**Record list:**
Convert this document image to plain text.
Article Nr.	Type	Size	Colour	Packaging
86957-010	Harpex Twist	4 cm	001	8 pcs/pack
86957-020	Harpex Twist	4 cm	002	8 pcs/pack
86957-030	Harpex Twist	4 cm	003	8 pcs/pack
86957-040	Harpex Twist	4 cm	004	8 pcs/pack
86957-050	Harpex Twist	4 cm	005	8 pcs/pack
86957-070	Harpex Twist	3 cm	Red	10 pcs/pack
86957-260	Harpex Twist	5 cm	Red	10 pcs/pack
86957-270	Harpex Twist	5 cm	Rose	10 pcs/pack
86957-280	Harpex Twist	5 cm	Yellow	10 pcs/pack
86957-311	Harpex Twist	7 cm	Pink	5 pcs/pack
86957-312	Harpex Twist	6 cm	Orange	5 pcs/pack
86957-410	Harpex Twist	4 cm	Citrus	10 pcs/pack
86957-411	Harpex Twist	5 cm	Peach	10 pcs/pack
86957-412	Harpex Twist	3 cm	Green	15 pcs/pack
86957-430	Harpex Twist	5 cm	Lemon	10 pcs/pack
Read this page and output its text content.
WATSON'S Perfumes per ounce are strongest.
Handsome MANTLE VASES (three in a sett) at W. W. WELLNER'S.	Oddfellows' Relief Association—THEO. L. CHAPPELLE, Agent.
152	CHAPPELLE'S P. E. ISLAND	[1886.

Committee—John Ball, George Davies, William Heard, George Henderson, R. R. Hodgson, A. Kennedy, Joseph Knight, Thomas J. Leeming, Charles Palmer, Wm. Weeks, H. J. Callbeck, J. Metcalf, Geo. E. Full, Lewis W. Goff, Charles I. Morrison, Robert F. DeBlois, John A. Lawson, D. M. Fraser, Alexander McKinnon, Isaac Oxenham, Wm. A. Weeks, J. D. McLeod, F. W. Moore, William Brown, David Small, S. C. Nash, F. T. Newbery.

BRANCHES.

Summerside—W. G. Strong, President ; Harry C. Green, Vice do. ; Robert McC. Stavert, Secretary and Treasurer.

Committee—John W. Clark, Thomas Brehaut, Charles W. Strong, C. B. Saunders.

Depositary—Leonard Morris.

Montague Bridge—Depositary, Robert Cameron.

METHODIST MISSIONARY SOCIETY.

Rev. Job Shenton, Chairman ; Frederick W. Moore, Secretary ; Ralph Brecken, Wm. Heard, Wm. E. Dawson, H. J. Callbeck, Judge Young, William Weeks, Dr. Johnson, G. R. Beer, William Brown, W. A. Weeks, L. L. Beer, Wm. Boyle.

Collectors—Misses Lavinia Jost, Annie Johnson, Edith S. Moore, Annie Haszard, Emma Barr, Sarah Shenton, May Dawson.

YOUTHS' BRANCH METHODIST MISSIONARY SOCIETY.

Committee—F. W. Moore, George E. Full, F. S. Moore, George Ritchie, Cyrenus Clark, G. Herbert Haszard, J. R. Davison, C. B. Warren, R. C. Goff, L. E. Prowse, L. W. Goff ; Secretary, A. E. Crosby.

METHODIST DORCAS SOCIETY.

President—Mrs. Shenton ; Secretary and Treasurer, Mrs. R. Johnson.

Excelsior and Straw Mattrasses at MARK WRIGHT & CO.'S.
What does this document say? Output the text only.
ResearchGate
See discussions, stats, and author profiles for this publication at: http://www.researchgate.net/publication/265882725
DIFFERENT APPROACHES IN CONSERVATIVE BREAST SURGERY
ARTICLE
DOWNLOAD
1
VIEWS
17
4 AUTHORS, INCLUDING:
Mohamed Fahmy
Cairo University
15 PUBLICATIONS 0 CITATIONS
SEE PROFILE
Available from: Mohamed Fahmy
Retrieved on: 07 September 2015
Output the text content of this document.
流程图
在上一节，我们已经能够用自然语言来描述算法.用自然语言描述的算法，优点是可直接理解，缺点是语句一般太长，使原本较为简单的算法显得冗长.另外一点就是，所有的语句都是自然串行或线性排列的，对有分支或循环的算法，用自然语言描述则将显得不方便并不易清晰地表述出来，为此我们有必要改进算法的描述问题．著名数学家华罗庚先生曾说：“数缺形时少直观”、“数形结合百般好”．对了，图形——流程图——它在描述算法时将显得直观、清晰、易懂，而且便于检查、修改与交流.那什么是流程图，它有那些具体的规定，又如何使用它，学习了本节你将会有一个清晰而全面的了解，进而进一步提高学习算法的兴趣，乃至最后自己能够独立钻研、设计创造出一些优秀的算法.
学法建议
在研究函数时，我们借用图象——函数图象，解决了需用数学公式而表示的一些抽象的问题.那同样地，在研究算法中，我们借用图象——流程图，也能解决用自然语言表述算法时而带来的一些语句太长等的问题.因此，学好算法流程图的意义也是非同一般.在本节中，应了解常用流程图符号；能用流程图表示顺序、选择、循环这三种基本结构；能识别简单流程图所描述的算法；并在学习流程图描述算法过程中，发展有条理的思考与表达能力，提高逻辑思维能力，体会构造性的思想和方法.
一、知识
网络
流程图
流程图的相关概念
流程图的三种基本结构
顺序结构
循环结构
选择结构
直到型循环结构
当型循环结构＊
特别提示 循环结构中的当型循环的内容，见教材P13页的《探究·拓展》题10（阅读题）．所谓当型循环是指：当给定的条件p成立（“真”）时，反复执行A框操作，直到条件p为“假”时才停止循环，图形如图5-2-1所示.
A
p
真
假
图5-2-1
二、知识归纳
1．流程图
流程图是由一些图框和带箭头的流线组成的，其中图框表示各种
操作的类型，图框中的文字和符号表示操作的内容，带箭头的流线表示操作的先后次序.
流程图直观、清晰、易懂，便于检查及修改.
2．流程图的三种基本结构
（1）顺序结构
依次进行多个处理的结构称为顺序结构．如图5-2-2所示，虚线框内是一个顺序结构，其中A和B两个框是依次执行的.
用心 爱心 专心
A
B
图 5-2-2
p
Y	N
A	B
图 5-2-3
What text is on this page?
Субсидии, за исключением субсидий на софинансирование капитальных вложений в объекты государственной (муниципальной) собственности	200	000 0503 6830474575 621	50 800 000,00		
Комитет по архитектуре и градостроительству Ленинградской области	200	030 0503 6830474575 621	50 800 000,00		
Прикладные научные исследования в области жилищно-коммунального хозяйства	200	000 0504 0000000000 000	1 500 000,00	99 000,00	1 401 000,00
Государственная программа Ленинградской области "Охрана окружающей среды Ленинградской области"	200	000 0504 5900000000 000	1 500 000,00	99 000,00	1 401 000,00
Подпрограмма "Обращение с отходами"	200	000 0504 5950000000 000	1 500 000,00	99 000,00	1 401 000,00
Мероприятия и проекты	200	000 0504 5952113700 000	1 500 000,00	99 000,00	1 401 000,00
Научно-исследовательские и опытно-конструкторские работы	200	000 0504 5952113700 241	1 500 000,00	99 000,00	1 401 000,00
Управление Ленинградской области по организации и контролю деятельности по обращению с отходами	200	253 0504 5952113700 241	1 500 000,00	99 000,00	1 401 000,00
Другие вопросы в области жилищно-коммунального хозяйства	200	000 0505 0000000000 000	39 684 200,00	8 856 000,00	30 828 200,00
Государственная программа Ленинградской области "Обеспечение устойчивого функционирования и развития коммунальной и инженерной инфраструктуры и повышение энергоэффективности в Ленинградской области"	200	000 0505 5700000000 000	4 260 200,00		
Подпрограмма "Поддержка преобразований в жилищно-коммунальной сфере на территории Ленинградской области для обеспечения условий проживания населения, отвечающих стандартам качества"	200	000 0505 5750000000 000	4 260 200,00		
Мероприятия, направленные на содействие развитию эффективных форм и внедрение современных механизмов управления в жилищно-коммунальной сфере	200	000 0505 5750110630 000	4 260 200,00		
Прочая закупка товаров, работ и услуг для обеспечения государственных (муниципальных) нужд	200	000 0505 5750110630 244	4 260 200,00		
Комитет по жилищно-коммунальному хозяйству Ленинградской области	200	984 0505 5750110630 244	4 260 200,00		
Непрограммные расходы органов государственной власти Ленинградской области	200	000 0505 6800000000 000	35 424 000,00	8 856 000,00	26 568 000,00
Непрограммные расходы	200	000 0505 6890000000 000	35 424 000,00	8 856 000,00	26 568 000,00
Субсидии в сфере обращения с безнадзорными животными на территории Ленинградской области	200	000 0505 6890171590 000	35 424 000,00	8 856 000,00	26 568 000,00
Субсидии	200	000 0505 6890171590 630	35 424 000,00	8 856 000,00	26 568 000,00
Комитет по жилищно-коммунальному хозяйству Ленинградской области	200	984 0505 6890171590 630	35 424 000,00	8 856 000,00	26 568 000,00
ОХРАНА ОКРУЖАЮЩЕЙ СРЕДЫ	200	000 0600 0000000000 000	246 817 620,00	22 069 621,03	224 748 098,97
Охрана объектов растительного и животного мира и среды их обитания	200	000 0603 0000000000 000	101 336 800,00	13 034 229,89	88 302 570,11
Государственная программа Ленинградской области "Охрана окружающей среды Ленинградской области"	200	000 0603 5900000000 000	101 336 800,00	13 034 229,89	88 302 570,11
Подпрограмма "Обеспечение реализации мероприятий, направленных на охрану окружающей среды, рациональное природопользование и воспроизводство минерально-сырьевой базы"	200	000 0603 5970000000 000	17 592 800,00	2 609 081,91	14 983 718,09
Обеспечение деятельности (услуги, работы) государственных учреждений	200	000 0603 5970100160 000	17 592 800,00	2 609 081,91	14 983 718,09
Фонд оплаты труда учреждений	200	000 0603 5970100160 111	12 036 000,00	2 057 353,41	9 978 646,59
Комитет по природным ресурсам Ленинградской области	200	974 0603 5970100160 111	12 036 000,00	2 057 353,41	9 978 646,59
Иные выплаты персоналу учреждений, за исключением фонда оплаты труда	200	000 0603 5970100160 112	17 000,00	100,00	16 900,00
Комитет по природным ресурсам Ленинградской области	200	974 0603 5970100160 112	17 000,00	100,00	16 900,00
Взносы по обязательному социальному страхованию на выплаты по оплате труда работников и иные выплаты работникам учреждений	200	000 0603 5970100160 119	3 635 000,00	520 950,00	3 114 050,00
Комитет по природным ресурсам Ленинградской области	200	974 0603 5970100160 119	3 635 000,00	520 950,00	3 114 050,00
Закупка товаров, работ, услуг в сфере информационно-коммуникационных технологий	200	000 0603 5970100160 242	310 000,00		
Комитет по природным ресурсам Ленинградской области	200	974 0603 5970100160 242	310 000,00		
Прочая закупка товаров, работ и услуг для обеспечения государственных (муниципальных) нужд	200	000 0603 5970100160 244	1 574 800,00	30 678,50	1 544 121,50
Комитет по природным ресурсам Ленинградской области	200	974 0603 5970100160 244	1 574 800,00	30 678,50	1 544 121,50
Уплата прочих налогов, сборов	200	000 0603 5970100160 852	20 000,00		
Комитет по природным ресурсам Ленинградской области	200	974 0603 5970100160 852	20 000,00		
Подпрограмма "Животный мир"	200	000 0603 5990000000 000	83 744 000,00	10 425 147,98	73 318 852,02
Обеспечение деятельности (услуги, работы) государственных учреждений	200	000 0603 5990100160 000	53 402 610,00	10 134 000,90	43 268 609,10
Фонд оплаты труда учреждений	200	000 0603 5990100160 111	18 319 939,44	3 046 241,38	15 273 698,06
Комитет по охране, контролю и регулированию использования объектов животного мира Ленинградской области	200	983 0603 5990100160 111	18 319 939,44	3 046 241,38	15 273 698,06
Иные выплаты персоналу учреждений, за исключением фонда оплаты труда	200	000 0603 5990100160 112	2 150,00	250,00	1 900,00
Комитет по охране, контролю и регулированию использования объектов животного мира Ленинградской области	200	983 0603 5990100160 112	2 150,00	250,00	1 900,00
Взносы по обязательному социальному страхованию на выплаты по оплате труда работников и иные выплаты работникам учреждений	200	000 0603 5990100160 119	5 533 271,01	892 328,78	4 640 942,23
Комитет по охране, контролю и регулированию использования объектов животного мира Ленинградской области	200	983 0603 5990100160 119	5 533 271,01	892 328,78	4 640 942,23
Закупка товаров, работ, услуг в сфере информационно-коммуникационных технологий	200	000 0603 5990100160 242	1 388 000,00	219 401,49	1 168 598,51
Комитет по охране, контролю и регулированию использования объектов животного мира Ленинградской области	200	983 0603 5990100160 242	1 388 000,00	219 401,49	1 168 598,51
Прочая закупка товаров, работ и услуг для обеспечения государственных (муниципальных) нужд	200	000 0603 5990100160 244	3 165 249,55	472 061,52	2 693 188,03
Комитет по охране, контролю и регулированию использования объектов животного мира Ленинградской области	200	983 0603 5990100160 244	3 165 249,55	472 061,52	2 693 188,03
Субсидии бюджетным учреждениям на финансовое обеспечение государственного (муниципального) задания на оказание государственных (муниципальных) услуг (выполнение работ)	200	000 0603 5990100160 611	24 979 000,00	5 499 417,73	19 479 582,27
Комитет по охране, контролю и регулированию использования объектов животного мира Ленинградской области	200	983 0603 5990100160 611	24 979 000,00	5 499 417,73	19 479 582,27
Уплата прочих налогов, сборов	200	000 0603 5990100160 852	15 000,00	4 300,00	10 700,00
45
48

**What you need to do:** From the listing above, pick out each line where the word "George" appears.

**Solution to the exercise:**
Committee—John Ball, George Davies, William Heard, George Henderson, R. R. Hodgson, A. Kennedy, Joseph Knight, Thomas J. Leeming, Charles Palmer, Wm. Weeks, H. J. Callbeck, J. Metcalf, Geo. E. Full, Lewis W. Goff, Charles I. Morrison, Robert F. DeBlois, John A. Lawson, D. M. Fraser, Alexander McKinnon, Isaac Oxenham, Wm. A. Weeks, J. D. McLeod, F. W. Moore, William Brown, David Small, S. C. Nash, F. T. Newbery.
Committee—F. W. Moore, George E. Full, F. S. Moore, George Ritchie, Cyrenus Clark, G. Herbert Haszard, J. R. Davison, C. B. Warren, R. C. Goff, L. E. Prowse, L. W. Goff ; Secretary, A. E. Crosby.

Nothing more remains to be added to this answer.